Text segment
The moon has the greater effect on tides. Even though it's smaller, it's closer. for proof, just see how the tide tables line up with the moon. The high and low tides decrease by 50 min. everyday because the earth and moon are both rotating, at a lose of 50 min. per day.

Posted
the question has been the topic of debate amongst my friends and I recently...

 

 

Hehe i think you forgot the Earh. The earth has the greater influence on water :D hehe j/k *It keeps it all here*

Guest mickgraham
Posted

Thanks for the replies guys. Personally i'd vote for the moon, but without the sun would the water freeze? ... also, i suppose the earth does keep it where it is :P .. but are they influences?

Posted
If you are referring to the tides' date=' I think it is the Moon.

 

If you mean the temperature, it is definitely the sun. :D[/quote']

 

I think you missed his post then. It effectively sums up the effect of both celestial bodies.

Posted

i think the sun , i mean leave the tides. without the sun,th water wud freeze. i mean as the other person said

Posted
i think the sun , i mean leave the tides. without the sun,th water wud freeze. i mean as the other person said

 

The question is, which has a greater influence on water: the sun or the moon? I think it is both because they both affect the water in some way.

 

Perhaps the question should be reworded to specify exactly what type of "influence" is being talked about.

Posted

Hmmm....Without the sun the water would freeze....thats a little bit to strong since we would all be dead anyway.

 

In the spirit of the question. The sun heats the water and causes evaportation. But the moon moves it.....

 

Heating the ocean is one thing, but moving it shows real power. If I had to place a bet. I pick the moon as having the greater influence overall.

 

Bettina

Posted

While I considered the question dull when I first read it (my 1st guess was: The moon: The sun doesn´t induce tides) it gets more interesting the more I think about it - but that´s of course also due to the vague expression "influence".

 

If you consider the ammount of energy stored in the water I´d bet it´s the sun. The direct heating with sunlight should easily exceed the ammount of heat that´s stored in the water due to the internal friction that occurs due to the water moving because of the moon.

 

If you consider gravitational effects only, then things perhaps aren´t as trivial as they seem. The gravitational force on the water can of course be easily calculated:

Sun: F_Sun = dm * M_sun/d_sun² = dm * 332000 / (149,597,870 )² ~= 3*10^5 /2.25*10^16 ~= 10^-11 dm

Moon: F_Moon = dm * M_Moon/d_Moon² = dm * 0.01 / (384,400)² ~= 10^-12 dm

(distances in km, masses in multiples of earth mass, numbers from http://www.solarviews.com/eng/)

Material shown
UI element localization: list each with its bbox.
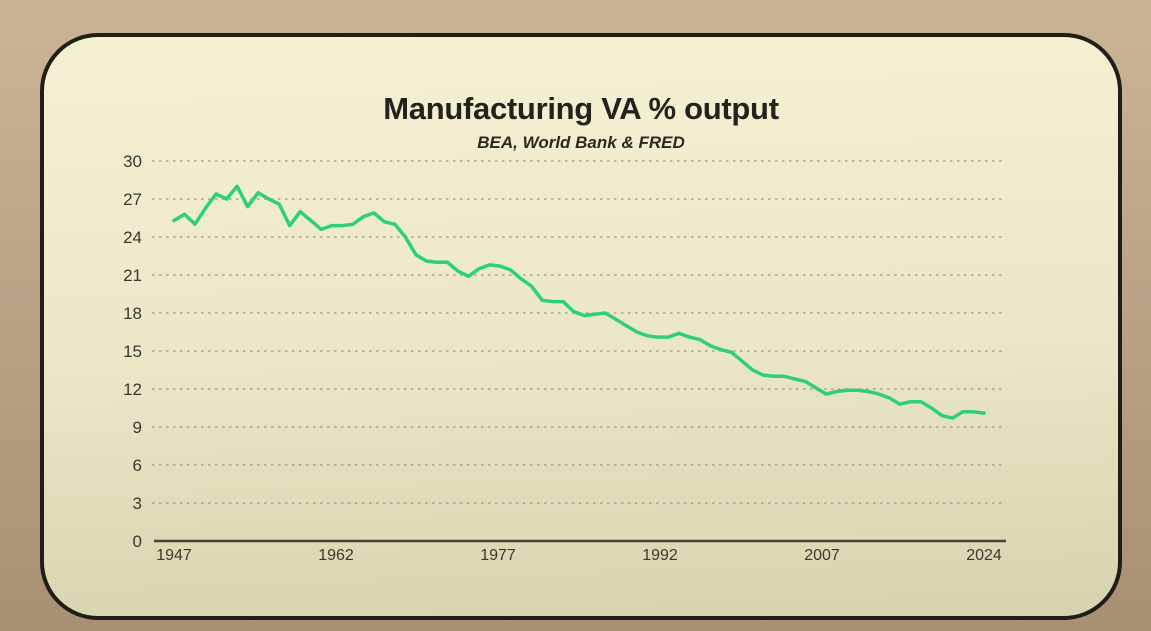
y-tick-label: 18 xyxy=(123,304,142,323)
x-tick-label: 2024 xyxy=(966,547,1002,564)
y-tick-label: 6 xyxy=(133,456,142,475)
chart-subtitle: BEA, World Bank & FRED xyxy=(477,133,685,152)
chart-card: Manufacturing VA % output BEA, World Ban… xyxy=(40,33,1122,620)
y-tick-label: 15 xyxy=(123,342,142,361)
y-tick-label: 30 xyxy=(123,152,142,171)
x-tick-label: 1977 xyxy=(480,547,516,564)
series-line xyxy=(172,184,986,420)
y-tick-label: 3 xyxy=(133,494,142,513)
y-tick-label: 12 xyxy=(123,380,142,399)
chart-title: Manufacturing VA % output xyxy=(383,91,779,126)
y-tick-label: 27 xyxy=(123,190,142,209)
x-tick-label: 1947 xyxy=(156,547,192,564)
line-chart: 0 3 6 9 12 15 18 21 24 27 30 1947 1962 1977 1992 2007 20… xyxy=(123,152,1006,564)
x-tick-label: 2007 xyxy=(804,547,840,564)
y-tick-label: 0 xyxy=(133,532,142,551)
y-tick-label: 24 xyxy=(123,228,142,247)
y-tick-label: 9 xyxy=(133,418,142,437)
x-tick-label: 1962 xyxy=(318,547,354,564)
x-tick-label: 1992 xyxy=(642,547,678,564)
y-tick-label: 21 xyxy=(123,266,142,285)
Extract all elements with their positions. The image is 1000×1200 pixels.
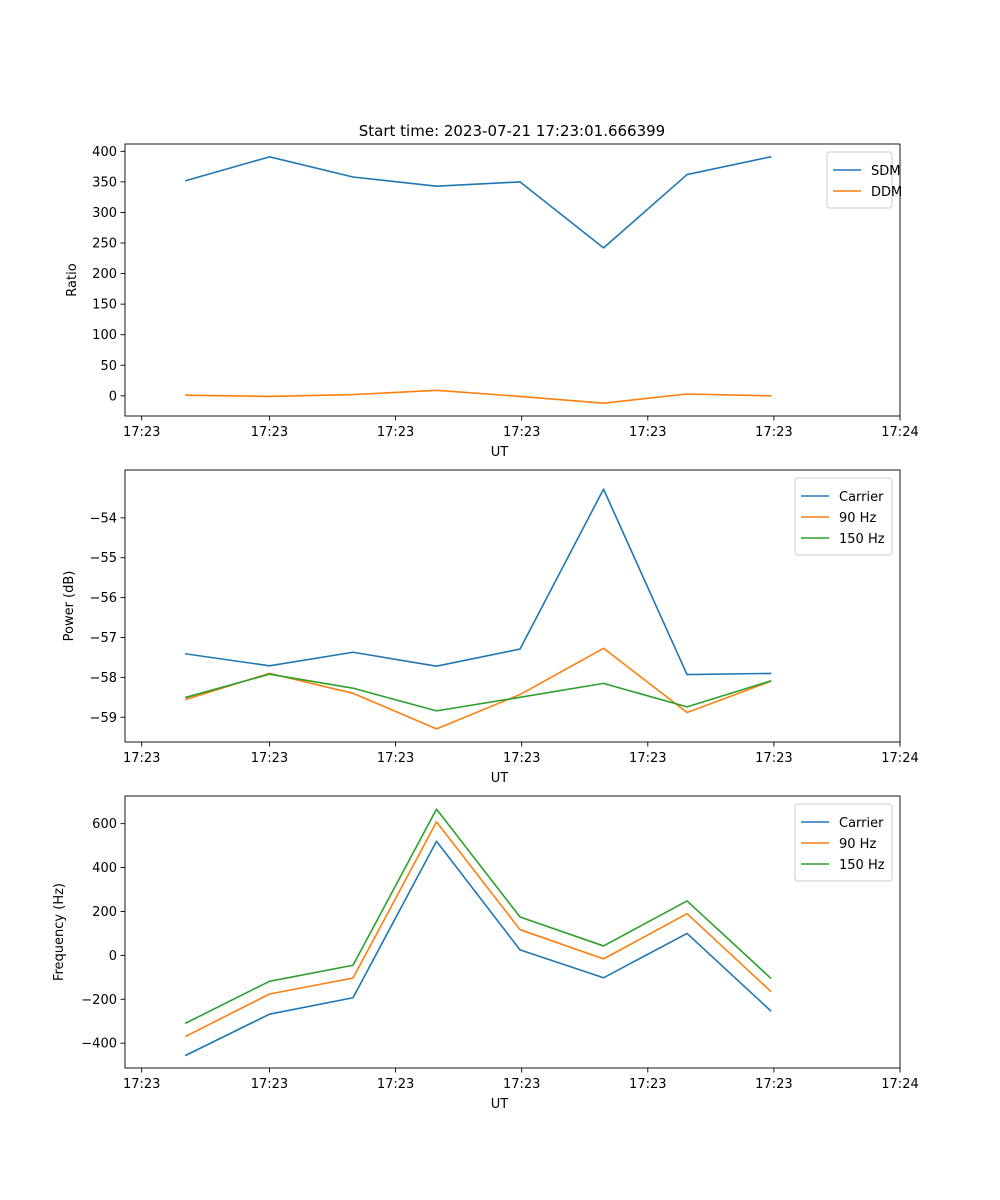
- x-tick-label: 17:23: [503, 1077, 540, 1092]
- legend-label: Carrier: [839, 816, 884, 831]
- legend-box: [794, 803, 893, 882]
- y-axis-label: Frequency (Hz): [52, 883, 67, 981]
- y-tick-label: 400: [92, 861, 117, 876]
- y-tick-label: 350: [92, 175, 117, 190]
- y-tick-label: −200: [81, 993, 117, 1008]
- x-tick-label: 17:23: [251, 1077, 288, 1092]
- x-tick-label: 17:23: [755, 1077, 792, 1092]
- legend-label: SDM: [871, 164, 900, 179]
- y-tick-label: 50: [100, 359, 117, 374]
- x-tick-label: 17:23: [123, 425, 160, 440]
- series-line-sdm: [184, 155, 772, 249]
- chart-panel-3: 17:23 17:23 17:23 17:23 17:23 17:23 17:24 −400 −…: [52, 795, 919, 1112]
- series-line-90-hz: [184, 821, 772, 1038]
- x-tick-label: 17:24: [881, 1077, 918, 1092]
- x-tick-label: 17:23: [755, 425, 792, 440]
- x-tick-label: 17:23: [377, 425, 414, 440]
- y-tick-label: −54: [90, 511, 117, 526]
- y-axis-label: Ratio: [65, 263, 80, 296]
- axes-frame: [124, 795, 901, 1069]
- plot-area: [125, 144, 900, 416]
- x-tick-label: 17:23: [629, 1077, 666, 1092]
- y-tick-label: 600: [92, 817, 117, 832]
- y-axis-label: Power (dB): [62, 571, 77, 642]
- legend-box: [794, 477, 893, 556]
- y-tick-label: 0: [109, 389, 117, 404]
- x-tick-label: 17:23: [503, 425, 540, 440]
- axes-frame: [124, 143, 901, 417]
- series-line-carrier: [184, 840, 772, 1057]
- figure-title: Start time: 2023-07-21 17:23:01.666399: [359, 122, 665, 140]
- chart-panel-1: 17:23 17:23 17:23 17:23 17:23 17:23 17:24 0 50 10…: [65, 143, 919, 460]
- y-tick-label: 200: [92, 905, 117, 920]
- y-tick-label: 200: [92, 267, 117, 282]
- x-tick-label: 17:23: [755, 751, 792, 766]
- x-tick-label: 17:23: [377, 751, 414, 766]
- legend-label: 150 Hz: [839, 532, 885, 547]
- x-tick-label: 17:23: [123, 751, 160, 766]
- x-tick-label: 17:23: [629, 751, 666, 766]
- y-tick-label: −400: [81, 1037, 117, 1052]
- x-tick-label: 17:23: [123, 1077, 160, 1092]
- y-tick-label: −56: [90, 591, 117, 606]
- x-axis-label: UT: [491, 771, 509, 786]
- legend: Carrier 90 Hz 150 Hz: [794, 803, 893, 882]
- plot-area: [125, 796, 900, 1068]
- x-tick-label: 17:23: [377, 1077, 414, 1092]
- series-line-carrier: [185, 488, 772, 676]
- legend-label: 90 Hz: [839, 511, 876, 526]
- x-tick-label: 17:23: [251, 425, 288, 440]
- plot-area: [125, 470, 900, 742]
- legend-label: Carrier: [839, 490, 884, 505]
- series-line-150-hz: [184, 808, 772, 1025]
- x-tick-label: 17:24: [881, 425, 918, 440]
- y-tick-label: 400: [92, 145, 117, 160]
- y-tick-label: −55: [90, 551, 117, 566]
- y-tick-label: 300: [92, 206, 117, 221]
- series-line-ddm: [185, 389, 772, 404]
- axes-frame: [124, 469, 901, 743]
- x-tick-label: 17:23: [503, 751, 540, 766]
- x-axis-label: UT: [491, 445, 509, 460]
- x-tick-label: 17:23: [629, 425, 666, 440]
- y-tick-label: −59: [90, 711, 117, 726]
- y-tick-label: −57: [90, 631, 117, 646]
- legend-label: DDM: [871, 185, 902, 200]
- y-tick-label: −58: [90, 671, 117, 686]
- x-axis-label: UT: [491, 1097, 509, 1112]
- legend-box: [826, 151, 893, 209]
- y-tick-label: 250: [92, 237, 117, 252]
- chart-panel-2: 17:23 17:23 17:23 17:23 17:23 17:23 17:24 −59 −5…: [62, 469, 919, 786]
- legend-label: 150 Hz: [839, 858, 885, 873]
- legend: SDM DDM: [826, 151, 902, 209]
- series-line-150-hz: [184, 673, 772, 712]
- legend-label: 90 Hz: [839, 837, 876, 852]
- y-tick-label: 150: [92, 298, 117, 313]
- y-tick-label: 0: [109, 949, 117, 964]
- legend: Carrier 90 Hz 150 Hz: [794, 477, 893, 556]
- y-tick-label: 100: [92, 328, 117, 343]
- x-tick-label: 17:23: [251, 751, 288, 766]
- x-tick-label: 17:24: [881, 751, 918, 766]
* * *
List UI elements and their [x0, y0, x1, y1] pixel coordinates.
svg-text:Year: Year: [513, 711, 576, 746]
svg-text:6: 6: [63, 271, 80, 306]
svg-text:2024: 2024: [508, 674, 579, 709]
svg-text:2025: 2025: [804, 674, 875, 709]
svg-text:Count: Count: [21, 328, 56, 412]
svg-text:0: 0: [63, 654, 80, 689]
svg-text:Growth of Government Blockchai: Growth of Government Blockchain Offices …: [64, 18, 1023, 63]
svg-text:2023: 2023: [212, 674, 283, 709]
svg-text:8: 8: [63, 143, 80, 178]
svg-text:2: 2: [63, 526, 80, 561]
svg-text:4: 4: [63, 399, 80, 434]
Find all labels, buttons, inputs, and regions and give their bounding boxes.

Task list
1) From the forum thread about whether the sun or the moon has more influence on water, list every mass and distance value used in the gravitational force calculations, with the body and unit for each.
2) Write the next part of the forum thread about the sun and the moon, starting after its last line.

Answer set
1)
- Sun mass: 332000 (multiples of earth mass)
- Sun distance: 149,597,870 km
- Moon mass: 0.01 (multiples of earth mass)
- Moon distance: 384,400 km

2)
The numbers show that the gravitational attraction due to the sun is (didn´t bother to look for a pen or to even use a calculator, so they´re only an approx) 10 times greater than the gravitational attraction due to the moon.

 

Now the question arises: Why does the moon have a visible influence on the water in a sence of tides while the sun hasn't? I see two possible reasons for this:

1) Earth´s rotation. I will not consider this here as this would really force me to grap a pencil :cool:. I also do not expect much of it when compared to the factor 200 from 2).

2) If the whole earth was in a constant gravitational potential there wouldn´t be any tides at all since all of earth matter is accelerated by the same ammount. The tides therefore must stem from either 1) or the inhomogenity of the gravitational field which causes objects nearer to the moon/sun to be attracted more than those that are more distant. The inhomogenity can be described (in an approx, of course) by the derivative of the gravitational field with respect to distance. This leads to:

I_Sun = d/dr F_Sun = 1/r_sun * F_Sun = 1.5*10^-8 * F_Sun = 1.5*10^-7 * F_Moon

I_Moon = d/dr F_Moon = 1/R_Moon * F_Moon = 3*10^-5 * F_Moon

This handwaving argumentation therefore assumes the tidal effects of the moon to be 200 times greater than that of the sun even though the force excerted by the sun is 10 times larger than that of the moon.

 

As a note for those who are confused by my math: I´m perfectly aware that I didn´t use SI units or took care of signs here. However, as I´m only talking about ratios here, this doens´t play a role at all. The assumtion that the inhomogenity of the grav field is responsible for the tides is only the first approach to estimating the effects quantitatively that came to my mind so it´s probably far from perfect.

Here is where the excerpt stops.